* START Information shown *

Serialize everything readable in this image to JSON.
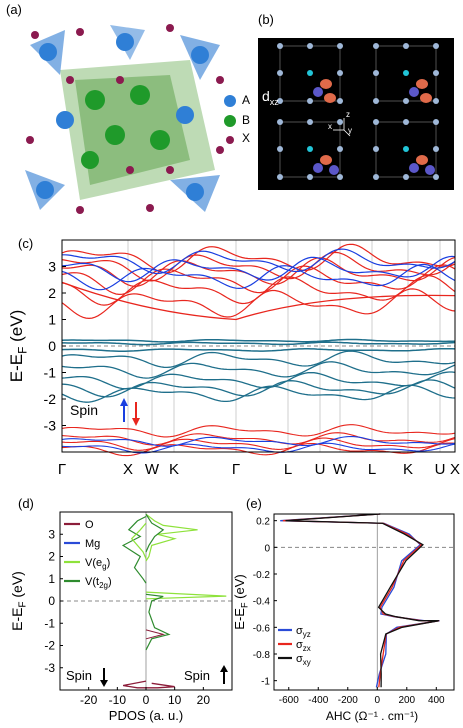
{
  "panels": {
    "a": {
      "label": "(a)",
      "legend": [
        {
          "name": "A",
          "color": "#2f7fd6"
        },
        {
          "name": "B",
          "color": "#1f9a2a"
        },
        {
          "name": "X",
          "color": "#8b1a4f"
        }
      ]
    },
    "b": {
      "label": "(b)",
      "orbital_main": "d",
      "orbital_sub": "xz",
      "axis_x": "x",
      "axis_y": "y",
      "axis_z": "z"
    },
    "c": {
      "label": "(c)"
    },
    "d": {
      "label": "(d)"
    },
    "e": {
      "label": "(e)"
    }
  },
  "chart_data": [
    {
      "panel": "c",
      "type": "line",
      "ylabel_main": "E-E",
      "ylabel_sub": "F",
      "ylabel_unit": " (eV)",
      "ylim": [
        -4,
        4
      ],
      "yticks": [
        "3",
        "2",
        "1",
        "0",
        "-1",
        "-2",
        "-3"
      ],
      "kpath": [
        "Γ",
        "X",
        "W",
        "K",
        "Γ",
        "L",
        "U",
        "W",
        "L",
        "K",
        "U",
        "X"
      ],
      "spin_label": "Spin",
      "colors": {
        "up": "#1a3fe0",
        "down": "#e8261e",
        "flat": "#1f6f8b"
      }
    },
    {
      "panel": "d",
      "type": "line",
      "xlabel": "PDOS (a. u.)",
      "ylabel_main": "E-E",
      "ylabel_sub": "F",
      "ylabel_unit": " (eV)",
      "xticks": [
        "-20",
        "-10",
        "0",
        "10",
        "20"
      ],
      "yticks": [
        "3",
        "2",
        "1",
        "0",
        "-1",
        "-2",
        "-3"
      ],
      "xlim": [
        -30,
        30
      ],
      "ylim": [
        -4,
        4
      ],
      "legend": [
        {
          "name": "O",
          "color": "#8c1d3a"
        },
        {
          "name": "Mg",
          "color": "#2a4bd7"
        },
        {
          "name": "V(e",
          "sub": "g",
          "tail": ")",
          "color": "#8ee23b"
        },
        {
          "name": "V(t",
          "sub": "2g",
          "tail": ")",
          "color": "#2e8b2e"
        }
      ],
      "spin_down_label": "Spin",
      "spin_up_label": "Spin"
    },
    {
      "panel": "e",
      "type": "line",
      "xlabel": "AHC (Ω⁻¹ . cm⁻¹)",
      "ylabel_main": "E-E",
      "ylabel_sub": "F",
      "ylabel_unit": " (eV)",
      "xticks": [
        "-600",
        "-400",
        "-200",
        "0",
        "200",
        "400"
      ],
      "yticks": [
        "0.2",
        "0",
        "-0.2",
        "-0.4",
        "-0.6",
        "-0.8",
        "-1"
      ],
      "xlim": [
        -700,
        520
      ],
      "ylim": [
        -1.07,
        0.25
      ],
      "series": [
        {
          "name": "σ",
          "sub": "yz",
          "color": "#2a4bd7"
        },
        {
          "name": "σ",
          "sub": "zx",
          "color": "#e8261e"
        },
        {
          "name": "σ",
          "sub": "xy",
          "color": "#111111"
        }
      ]
    }
  ]
}
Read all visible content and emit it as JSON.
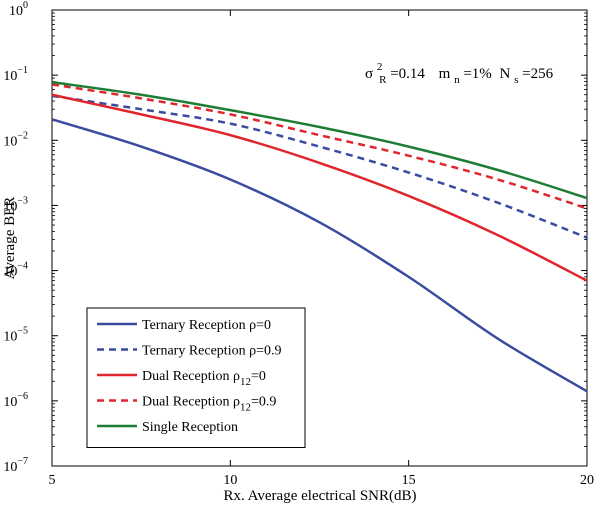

* END Information shown *

Work to be completed: Repeat verbatim all the material, but not the pictures.

Written solution:
Serialize everything readable in this image to JSON.
{
  "panels": {
    "a": {
      "label": "(a)",
      "legend": [
        {
          "name": "A",
          "color": "#2f7fd6"
        },
        {
          "name": "B",
          "color": "#1f9a2a"
        },
        {
          "name": "X",
          "color": "#8b1a4f"
        }
      ]
    },
    "b": {
      "label": "(b)",
      "orbital_main": "d",
      "orbital_sub": "xz",
      "axis_x": "x",
      "axis_y": "y",
      "axis_z": "z"
    },
    "c": {
      "label": "(c)"
    },
    "d": {
      "label": "(d)"
    },
    "e": {
      "label": "(e)"
    }
  },
  "chart_data": [
    {
      "panel": "c",
      "type": "line",
      "ylabel_main": "E-E",
      "ylabel_sub": "F",
      "ylabel_unit": " (eV)",
      "ylim": [
        -4,
        4
      ],
      "yticks": [
        "3",
        "2",
        "1",
        "0",
        "-1",
        "-2",
        "-3"
      ],
      "kpath": [
        "Γ",
        "X",
        "W",
        "K",
        "Γ",
        "L",
        "U",
        "W",
        "L",
        "K",
        "U",
        "X"
      ],
      "spin_label": "Spin",
      "colors": {
        "up": "#1a3fe0",
        "down": "#e8261e",
        "flat": "#1f6f8b"
      }
    },
    {
      "panel": "d",
      "type": "line",
      "xlabel": "PDOS (a. u.)",
      "ylabel_main": "E-E",
      "ylabel_sub": "F",
      "ylabel_unit": " (eV)",
      "xticks": [
        "-20",
        "-10",
        "0",
        "10",
        "20"
      ],
      "yticks": [
        "3",
        "2",
        "1",
        "0",
        "-1",
        "-2",
        "-3"
      ],
      "xlim": [
        -30,
        30
      ],
      "ylim": [
        -4,
        4
      ],
      "legend": [
        {
          "name": "O",
          "color": "#8c1d3a"
        },
        {
          "name": "Mg",
          "color": "#2a4bd7"
        },
        {
          "name": "V(e",
          "sub": "g",
          "tail": ")",
          "color": "#8ee23b"
        },
        {
          "name": "V(t",
          "sub": "2g",
          "tail": ")",
          "color": "#2e8b2e"
        }
      ],
      "spin_down_label": "Spin",
      "spin_up_label": "Spin"
    },
    {
      "panel": "e",
      "type": "line",
      "xlabel": "AHC (Ω⁻¹ . cm⁻¹)",
      "ylabel_main": "E-E",
      "ylabel_sub": "F",
      "ylabel_unit": " (eV)",
      "xticks": [
        "-600",
        "-400",
        "-200",
        "0",
        "200",
        "400"
      ],
      "yticks": [
        "0.2",
        "0",
        "-0.2",
        "-0.4",
        "-0.6",
        "-0.8",
        "-1"
      ],
      "xlim": [
        -700,
        520
      ],
      "ylim": [
        -1.07,
        0.25
      ],
      "series": [
        {
          "name": "σ",
          "sub": "yz",
          "color": "#2a4bd7"
        },
        {
          "name": "σ",
          "sub": "zx",
          "color": "#e8261e"
        },
        {
          "name": "σ",
          "sub": "xy",
          "color": "#111111"
        }
      ]
    }
  ]
}
Read all visible content and emit it as JSON.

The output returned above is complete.